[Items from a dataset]

· · · ·

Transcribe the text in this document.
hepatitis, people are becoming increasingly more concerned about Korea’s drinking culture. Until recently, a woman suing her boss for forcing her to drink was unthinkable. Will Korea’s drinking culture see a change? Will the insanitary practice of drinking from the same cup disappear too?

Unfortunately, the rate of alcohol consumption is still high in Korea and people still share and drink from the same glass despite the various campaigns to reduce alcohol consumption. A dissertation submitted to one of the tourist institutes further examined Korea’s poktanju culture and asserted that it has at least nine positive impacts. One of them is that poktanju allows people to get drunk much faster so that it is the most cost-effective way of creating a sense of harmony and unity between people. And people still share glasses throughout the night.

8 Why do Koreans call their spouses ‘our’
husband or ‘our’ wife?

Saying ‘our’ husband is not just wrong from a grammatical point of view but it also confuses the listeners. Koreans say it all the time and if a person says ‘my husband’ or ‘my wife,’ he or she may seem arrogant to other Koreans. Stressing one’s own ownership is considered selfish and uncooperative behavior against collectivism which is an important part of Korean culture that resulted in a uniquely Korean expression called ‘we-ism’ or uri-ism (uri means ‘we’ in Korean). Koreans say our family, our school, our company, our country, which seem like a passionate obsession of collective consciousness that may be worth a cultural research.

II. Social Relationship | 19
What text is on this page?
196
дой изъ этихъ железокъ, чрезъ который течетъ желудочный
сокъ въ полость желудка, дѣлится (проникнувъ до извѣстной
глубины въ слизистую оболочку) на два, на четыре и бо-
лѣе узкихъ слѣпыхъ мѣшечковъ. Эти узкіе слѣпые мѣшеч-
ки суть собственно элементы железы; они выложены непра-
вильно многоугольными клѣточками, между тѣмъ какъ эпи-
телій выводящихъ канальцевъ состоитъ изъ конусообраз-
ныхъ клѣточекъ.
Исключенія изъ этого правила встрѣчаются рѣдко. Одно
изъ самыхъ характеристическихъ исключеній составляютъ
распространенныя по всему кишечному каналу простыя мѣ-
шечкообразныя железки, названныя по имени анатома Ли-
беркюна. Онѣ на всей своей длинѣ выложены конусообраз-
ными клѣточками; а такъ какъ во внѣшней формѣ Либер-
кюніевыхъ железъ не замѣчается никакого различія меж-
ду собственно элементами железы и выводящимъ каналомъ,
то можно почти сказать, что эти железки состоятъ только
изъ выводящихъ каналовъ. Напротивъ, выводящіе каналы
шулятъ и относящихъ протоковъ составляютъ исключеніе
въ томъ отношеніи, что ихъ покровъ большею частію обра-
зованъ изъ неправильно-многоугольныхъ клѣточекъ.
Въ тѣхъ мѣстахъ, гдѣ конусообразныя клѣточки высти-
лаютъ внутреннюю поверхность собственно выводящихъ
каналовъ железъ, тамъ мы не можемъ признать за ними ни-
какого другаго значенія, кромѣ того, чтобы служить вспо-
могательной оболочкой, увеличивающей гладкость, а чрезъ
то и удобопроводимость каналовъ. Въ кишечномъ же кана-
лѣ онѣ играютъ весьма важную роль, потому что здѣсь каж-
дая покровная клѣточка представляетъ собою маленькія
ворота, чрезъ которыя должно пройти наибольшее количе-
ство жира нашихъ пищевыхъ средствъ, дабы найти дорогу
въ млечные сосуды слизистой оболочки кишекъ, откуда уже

· · · ·

● What is asked
Looking at the material above, count the lines containing the string "this" and reply with the count alone.

● Exercise response
2